-- Start DATA LISTING --

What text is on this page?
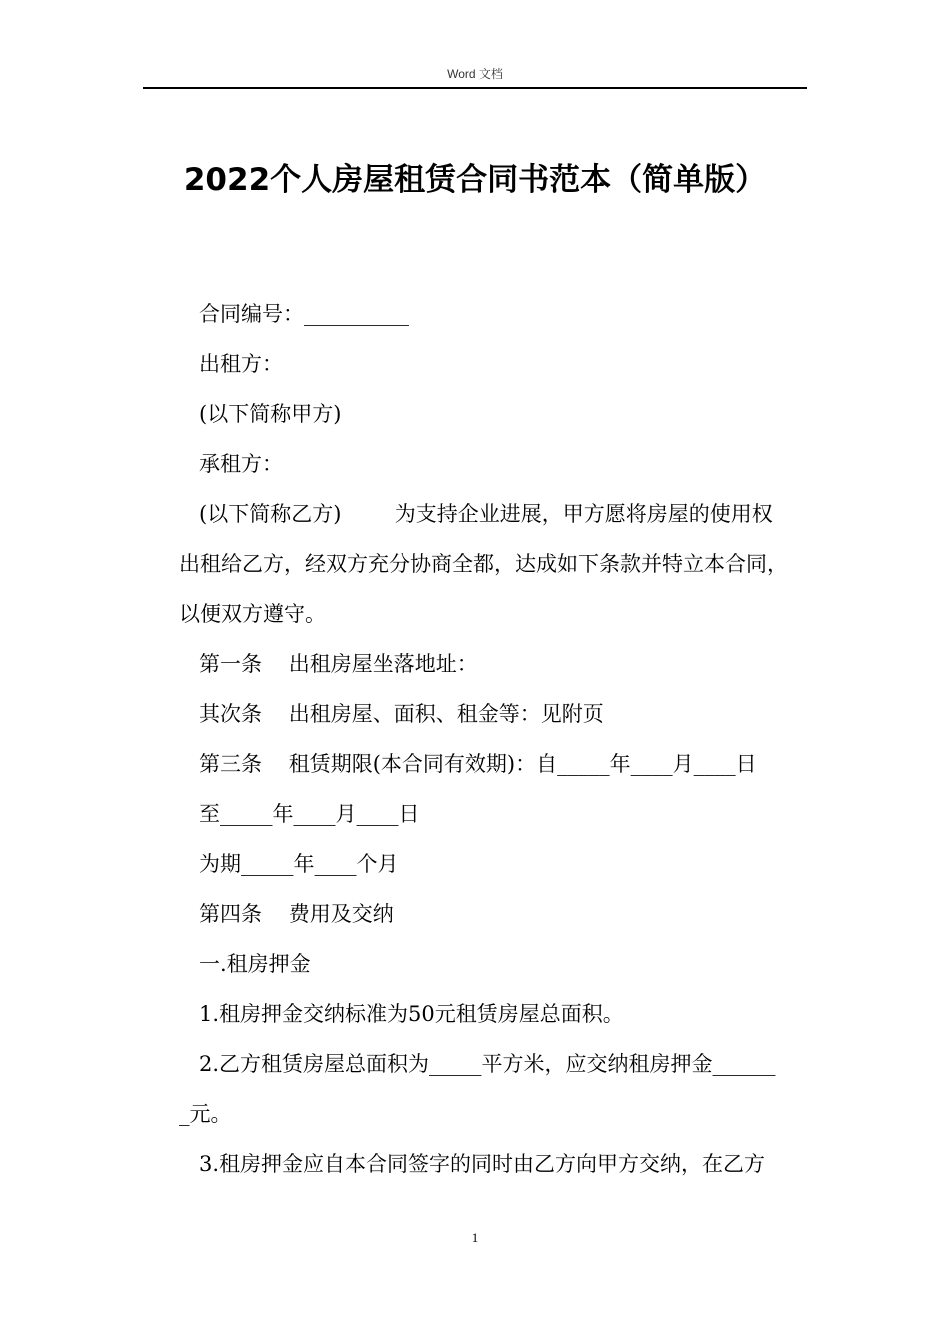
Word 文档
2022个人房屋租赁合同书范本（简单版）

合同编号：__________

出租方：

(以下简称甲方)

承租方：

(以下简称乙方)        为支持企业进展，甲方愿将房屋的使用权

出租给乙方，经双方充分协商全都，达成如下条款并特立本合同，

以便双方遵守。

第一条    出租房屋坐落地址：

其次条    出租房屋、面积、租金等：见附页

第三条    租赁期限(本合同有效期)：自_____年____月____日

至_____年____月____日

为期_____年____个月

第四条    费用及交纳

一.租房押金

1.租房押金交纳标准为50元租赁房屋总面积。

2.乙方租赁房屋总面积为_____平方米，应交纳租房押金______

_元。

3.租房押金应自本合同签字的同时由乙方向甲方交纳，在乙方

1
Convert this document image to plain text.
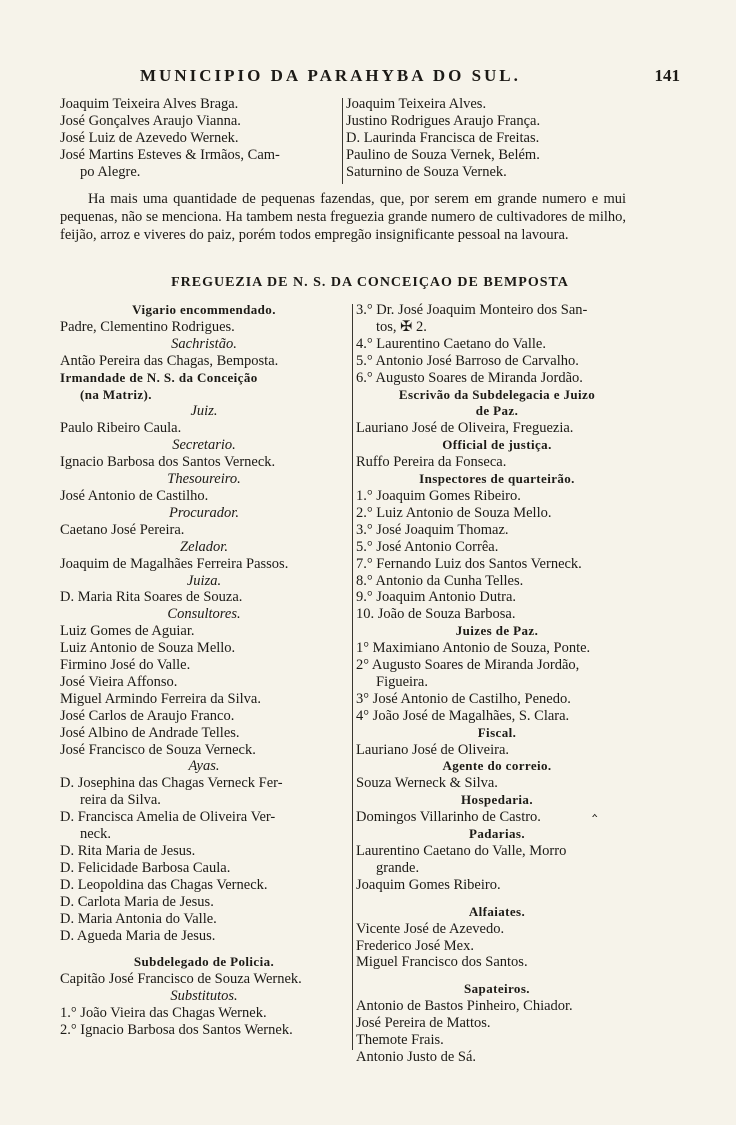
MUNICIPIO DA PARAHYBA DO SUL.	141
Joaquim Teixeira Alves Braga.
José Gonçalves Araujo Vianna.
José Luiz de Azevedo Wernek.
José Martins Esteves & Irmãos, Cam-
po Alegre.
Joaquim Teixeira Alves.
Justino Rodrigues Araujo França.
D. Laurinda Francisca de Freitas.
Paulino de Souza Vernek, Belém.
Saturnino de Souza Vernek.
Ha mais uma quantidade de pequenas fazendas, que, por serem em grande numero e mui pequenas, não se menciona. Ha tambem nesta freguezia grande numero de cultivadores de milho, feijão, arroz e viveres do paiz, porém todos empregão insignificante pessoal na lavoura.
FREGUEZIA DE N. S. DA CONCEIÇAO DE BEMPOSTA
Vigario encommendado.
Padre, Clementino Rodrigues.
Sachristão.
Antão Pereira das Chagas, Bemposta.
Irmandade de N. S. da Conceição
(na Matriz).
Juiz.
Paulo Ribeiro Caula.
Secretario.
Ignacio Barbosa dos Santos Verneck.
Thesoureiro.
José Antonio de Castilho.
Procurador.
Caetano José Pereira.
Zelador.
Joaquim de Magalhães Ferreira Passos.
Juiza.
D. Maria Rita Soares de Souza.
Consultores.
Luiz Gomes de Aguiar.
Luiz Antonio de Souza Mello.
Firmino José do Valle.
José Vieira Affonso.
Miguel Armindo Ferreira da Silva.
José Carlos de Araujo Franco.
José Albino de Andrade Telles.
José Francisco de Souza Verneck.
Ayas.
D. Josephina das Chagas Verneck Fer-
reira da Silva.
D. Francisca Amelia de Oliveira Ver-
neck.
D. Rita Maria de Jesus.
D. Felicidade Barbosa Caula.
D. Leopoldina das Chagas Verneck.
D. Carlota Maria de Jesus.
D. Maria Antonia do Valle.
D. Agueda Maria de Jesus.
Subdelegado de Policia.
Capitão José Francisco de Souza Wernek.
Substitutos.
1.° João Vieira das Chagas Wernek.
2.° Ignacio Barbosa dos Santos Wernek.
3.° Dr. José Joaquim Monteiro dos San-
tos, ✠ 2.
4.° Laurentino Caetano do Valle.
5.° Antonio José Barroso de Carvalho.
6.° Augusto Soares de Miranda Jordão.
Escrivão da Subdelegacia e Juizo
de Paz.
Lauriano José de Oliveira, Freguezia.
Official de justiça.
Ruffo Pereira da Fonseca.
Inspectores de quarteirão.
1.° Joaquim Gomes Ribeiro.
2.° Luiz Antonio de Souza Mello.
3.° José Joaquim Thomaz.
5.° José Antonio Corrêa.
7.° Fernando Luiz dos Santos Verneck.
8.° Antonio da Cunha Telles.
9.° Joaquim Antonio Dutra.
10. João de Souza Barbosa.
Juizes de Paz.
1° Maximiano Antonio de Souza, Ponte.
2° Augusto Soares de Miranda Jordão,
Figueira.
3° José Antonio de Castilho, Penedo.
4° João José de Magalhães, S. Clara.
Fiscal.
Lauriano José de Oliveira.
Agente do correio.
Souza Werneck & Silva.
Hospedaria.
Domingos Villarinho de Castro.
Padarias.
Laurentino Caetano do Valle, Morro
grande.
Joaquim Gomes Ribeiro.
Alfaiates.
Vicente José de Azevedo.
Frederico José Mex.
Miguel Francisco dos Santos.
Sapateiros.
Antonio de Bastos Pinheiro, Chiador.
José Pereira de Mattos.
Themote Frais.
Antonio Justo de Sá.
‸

-- End DATA LISTING --

Show every line above in which the word "Ribeiro" occurs.

SOLUTION BELOW
Paulo Ribeiro Caula.
1.° Joaquim Gomes Ribeiro.
Joaquim Gomes Ribeiro.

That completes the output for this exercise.